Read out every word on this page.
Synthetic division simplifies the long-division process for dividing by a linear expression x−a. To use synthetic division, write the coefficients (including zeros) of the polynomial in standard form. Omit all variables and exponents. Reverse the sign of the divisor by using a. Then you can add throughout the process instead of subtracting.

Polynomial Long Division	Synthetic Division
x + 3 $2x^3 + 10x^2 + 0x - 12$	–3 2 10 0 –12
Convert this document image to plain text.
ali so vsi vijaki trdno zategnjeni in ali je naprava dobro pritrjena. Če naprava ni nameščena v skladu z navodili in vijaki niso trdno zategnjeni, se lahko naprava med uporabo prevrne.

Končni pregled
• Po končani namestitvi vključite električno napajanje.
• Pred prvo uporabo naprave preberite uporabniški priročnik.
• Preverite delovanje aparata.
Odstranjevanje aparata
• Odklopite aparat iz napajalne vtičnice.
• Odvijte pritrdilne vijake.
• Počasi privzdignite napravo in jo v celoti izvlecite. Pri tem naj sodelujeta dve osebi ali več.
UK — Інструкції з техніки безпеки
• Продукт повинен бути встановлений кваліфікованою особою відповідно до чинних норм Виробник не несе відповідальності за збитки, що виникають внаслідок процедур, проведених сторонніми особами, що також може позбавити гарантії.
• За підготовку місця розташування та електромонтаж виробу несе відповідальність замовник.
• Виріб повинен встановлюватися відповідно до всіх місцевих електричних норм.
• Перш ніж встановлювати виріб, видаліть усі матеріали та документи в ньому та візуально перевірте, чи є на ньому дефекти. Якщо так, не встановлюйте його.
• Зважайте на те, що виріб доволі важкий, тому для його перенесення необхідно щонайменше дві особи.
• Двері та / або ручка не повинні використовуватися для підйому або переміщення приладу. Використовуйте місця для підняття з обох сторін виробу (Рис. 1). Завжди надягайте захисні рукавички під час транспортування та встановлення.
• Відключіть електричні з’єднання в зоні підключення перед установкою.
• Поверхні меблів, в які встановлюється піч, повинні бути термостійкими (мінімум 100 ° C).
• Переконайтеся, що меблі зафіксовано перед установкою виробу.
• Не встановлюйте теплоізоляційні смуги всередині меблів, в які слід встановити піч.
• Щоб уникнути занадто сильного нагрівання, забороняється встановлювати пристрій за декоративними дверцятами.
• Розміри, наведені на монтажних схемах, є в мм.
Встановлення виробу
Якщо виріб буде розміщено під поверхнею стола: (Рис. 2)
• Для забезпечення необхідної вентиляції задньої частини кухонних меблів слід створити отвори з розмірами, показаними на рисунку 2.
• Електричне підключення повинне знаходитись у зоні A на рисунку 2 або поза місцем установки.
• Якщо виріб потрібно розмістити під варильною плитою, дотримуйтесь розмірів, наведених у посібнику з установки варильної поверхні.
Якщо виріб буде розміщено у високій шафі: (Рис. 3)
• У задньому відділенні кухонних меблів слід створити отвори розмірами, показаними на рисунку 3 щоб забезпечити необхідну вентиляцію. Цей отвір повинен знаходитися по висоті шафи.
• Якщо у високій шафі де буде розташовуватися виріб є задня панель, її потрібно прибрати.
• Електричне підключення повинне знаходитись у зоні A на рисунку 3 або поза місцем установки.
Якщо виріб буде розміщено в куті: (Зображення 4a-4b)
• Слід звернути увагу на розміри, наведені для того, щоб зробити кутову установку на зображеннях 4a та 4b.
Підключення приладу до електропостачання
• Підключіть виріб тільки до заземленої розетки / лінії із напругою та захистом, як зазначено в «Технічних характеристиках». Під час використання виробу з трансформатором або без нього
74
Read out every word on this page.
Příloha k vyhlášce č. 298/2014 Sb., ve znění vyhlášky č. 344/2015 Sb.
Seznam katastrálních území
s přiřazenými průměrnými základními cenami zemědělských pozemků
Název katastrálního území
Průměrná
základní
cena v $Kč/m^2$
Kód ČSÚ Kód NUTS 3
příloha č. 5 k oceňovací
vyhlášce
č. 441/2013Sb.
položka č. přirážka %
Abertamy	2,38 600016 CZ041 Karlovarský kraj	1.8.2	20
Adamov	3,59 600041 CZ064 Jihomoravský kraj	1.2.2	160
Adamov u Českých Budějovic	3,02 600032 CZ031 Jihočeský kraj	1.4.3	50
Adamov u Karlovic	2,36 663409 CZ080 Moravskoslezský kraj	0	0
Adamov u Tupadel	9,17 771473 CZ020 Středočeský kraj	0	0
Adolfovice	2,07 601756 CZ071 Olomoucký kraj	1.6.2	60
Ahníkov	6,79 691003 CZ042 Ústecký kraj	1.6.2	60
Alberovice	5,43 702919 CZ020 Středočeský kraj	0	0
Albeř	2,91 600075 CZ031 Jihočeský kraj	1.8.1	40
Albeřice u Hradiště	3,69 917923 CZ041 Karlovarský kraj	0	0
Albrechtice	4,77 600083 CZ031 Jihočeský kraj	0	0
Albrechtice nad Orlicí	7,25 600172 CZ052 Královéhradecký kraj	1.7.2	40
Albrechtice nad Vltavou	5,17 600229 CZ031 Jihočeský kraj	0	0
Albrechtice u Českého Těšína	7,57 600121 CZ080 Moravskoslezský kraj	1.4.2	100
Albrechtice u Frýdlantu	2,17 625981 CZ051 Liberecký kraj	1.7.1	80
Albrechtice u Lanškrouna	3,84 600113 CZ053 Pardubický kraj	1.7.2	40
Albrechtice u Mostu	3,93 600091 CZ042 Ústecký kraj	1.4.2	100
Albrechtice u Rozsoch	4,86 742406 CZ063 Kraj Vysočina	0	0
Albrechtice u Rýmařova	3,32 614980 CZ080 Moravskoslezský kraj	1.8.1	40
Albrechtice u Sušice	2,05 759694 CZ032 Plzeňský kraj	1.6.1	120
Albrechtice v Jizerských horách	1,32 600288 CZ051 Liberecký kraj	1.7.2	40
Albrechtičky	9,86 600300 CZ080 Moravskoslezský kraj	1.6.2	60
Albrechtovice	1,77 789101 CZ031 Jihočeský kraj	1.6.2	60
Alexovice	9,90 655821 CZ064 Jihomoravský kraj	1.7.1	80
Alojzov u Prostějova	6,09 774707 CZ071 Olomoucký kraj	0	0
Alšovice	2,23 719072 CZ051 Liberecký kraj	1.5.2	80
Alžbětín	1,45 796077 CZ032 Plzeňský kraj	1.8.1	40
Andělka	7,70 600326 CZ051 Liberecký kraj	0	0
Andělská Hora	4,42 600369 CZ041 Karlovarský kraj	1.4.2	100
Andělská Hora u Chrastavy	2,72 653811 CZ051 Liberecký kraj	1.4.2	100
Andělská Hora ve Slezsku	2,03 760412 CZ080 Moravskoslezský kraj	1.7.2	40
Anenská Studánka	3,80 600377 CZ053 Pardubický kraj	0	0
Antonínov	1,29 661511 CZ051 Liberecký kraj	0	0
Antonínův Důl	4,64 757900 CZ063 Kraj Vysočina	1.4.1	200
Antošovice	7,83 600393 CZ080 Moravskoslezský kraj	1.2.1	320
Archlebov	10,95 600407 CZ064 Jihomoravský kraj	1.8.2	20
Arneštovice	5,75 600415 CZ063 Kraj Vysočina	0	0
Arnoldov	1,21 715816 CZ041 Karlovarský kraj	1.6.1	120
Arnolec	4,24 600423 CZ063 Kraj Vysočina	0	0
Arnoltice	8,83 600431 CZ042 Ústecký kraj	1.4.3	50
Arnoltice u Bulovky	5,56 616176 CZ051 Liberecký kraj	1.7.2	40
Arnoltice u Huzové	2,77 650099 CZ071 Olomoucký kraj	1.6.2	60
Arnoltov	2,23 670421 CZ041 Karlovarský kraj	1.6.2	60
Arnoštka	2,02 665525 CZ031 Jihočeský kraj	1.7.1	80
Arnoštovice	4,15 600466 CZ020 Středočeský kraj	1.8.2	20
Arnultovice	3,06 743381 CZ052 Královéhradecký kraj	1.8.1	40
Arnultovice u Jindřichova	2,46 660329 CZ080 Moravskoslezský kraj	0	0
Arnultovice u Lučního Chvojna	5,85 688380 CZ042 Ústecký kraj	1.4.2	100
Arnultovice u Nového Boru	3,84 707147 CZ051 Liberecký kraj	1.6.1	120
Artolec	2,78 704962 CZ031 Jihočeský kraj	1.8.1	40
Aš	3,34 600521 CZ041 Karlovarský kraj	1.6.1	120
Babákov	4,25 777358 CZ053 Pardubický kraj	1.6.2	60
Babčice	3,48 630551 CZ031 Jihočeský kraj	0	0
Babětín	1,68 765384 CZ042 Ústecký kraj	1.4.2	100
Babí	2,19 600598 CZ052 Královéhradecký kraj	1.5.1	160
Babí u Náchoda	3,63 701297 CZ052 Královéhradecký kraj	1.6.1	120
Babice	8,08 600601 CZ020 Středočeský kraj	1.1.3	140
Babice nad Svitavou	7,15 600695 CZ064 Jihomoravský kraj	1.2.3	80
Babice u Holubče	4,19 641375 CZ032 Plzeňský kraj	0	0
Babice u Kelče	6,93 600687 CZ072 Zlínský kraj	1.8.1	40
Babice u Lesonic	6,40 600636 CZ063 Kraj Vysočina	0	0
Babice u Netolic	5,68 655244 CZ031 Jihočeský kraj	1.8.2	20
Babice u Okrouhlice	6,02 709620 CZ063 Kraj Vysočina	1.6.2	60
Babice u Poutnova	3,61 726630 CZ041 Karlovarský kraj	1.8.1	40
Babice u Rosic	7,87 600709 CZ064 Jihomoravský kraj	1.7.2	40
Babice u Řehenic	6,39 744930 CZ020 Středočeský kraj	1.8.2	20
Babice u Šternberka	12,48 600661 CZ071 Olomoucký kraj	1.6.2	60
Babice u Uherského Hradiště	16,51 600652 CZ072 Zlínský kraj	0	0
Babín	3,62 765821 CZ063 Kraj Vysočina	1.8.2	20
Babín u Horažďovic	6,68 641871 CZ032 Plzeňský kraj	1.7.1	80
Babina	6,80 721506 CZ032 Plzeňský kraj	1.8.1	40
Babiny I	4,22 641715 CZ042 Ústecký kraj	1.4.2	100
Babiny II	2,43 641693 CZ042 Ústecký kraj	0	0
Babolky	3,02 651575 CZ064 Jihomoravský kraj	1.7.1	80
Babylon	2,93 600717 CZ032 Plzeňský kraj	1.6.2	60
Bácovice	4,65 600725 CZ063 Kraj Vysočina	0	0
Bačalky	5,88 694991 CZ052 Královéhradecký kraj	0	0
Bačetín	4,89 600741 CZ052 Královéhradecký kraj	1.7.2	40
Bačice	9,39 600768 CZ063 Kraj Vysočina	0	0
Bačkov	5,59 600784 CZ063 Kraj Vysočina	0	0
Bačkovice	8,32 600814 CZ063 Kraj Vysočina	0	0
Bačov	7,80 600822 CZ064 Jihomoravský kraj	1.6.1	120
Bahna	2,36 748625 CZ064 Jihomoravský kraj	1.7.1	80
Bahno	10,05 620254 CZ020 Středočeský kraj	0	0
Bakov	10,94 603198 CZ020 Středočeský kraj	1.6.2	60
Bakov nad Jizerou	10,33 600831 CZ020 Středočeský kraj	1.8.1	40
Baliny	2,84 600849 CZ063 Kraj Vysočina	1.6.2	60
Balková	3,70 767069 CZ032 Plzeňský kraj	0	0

- - -

**Given problem:** Tally up the lines in the records that contain the word "розміщено" and give only the total.

**Correct response:** 3